▶ **Work instructions**
Your task is to give the data again, exactly, with every line intact.

▶ **Data**
---+---

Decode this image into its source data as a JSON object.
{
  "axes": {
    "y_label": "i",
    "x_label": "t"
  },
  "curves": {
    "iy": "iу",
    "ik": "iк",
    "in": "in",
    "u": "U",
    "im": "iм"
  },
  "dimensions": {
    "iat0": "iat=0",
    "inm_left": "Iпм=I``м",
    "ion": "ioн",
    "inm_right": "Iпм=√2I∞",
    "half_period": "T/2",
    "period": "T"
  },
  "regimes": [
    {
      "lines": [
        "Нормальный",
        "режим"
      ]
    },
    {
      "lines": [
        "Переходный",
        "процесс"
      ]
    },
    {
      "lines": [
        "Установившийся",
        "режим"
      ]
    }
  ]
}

---+---

▶ **Written reply**
Decode this image into its source data as a JSON object.
{
  "axes": {
    "y_label": "i",
    "x_label": "t"
  },
  "curves": {
    "iy": "iу",
    "ik": "iк",
    "in": "in",
    "u": "U",
    "im": "iм"
  },
  "dimensions": {
    "iat0": "iat=0",
    "inm_left": "Iпм=I``м",
    "ion": "ioн",
    "inm_right": "Iпм=√2I∞",
    "half_period": "T/2",
    "period": "T"
  },
  "regimes": [
    {
      "lines": [
        "Нормальный",
        "режим"
      ]
    },
    {
      "lines": [
        "Переходный",
        "процесс"
      ]
    },
    {
      "lines": [
        "Установившийся",
        "режим"
      ]
    }
  ]
}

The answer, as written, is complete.